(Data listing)
Begin

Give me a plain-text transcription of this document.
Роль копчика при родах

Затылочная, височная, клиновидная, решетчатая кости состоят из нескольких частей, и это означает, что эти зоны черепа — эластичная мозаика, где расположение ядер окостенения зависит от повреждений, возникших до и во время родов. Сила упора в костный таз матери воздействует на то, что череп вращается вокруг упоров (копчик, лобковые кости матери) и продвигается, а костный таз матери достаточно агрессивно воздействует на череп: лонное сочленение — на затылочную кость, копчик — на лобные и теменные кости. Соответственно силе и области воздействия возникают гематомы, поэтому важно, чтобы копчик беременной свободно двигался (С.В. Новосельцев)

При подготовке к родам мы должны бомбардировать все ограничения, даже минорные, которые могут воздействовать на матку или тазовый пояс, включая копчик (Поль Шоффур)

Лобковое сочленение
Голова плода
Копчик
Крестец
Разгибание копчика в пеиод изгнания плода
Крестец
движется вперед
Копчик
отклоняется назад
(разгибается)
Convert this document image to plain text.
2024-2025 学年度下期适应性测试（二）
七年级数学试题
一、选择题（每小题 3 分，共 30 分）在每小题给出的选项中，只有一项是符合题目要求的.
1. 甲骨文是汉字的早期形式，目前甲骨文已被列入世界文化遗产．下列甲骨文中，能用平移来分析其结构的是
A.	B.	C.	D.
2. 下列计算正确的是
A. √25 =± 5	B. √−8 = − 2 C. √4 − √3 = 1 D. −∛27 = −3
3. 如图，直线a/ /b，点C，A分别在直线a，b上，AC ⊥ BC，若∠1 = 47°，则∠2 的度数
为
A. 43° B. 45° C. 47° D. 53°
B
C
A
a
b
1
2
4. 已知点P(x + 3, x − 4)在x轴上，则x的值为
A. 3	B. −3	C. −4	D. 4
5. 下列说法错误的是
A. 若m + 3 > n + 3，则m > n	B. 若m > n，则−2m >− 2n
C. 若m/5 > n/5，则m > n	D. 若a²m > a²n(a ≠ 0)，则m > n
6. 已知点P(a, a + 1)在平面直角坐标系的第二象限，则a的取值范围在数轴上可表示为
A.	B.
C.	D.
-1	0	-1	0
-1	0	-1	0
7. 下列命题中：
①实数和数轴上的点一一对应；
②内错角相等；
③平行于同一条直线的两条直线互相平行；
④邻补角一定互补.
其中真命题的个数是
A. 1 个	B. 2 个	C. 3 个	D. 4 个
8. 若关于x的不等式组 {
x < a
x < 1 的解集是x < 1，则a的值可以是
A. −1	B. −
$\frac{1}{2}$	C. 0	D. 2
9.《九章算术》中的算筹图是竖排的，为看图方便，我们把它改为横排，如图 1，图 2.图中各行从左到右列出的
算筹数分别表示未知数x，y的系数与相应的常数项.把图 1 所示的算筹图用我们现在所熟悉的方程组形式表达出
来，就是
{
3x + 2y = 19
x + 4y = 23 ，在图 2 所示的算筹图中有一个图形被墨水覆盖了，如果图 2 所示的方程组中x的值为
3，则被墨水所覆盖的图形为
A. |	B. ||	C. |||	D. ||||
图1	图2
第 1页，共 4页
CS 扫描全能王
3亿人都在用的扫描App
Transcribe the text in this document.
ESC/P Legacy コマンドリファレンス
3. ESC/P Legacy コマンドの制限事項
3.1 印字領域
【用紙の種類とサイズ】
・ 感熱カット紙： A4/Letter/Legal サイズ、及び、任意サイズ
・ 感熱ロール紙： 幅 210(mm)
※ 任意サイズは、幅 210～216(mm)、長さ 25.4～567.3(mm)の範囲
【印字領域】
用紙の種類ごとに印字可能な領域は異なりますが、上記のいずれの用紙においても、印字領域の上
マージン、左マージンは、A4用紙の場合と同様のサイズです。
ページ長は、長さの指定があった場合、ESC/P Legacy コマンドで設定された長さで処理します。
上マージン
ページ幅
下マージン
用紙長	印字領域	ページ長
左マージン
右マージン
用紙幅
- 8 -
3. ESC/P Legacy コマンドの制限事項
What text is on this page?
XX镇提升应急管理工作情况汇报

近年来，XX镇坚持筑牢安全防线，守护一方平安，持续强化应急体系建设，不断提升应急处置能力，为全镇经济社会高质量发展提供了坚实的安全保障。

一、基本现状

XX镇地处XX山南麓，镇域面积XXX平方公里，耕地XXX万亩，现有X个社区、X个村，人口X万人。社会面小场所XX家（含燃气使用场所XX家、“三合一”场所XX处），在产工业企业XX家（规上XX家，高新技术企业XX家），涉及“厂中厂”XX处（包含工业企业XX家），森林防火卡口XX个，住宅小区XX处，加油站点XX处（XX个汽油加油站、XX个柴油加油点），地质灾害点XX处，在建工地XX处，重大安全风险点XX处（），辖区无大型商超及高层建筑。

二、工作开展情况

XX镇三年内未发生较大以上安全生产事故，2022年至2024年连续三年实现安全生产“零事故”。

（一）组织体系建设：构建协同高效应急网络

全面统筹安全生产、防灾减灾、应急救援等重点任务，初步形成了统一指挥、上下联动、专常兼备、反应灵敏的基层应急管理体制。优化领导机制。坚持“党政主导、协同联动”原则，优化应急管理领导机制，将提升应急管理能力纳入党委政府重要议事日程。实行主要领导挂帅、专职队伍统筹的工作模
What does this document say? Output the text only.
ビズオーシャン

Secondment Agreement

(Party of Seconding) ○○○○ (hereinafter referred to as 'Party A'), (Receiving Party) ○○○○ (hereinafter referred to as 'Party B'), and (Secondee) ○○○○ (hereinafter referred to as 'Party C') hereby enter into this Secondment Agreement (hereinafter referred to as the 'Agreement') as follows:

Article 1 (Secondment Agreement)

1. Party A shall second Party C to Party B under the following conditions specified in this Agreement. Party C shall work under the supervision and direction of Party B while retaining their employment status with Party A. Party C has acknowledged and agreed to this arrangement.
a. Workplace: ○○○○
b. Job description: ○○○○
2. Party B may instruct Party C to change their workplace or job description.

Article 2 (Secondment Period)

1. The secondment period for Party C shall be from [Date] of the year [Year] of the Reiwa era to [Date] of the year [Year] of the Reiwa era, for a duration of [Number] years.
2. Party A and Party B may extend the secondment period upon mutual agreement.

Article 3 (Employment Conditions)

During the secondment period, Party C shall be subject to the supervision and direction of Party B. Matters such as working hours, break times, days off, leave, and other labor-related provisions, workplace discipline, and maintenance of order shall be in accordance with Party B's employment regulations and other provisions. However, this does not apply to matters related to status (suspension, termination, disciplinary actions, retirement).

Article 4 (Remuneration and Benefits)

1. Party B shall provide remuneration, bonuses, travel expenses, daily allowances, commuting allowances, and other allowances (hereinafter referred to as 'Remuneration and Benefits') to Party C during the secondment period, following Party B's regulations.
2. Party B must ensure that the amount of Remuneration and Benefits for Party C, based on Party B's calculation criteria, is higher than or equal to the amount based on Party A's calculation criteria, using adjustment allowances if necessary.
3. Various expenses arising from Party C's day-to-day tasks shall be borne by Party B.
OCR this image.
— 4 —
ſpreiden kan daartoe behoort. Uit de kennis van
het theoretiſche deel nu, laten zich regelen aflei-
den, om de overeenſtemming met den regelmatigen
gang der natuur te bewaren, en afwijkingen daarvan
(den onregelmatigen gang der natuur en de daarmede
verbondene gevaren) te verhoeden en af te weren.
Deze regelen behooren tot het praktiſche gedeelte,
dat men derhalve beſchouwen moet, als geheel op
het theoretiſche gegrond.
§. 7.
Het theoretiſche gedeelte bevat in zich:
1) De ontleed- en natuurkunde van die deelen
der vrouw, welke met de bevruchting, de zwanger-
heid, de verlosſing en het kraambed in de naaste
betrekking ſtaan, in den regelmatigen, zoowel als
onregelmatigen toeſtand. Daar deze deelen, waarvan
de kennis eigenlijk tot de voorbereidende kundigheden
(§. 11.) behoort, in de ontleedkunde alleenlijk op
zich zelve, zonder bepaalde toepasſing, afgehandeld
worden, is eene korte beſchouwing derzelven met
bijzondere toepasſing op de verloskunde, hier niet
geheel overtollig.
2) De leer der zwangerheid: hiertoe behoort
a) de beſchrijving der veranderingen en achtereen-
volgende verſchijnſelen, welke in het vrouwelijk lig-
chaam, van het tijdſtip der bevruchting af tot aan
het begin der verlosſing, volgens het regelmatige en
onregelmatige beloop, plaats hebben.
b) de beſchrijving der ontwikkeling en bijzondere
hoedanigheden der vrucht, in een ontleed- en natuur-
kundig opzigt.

End

Aim » Identify the lines that contain the string "zich", and copy every one of them.

Response to the exercise »
het theoretiſche deel nu, laten zich regelen aflei-
Het theoretiſche gedeelte bevat in zich:
zich zelve, zonder bepaalde toepasſing, afgehandeld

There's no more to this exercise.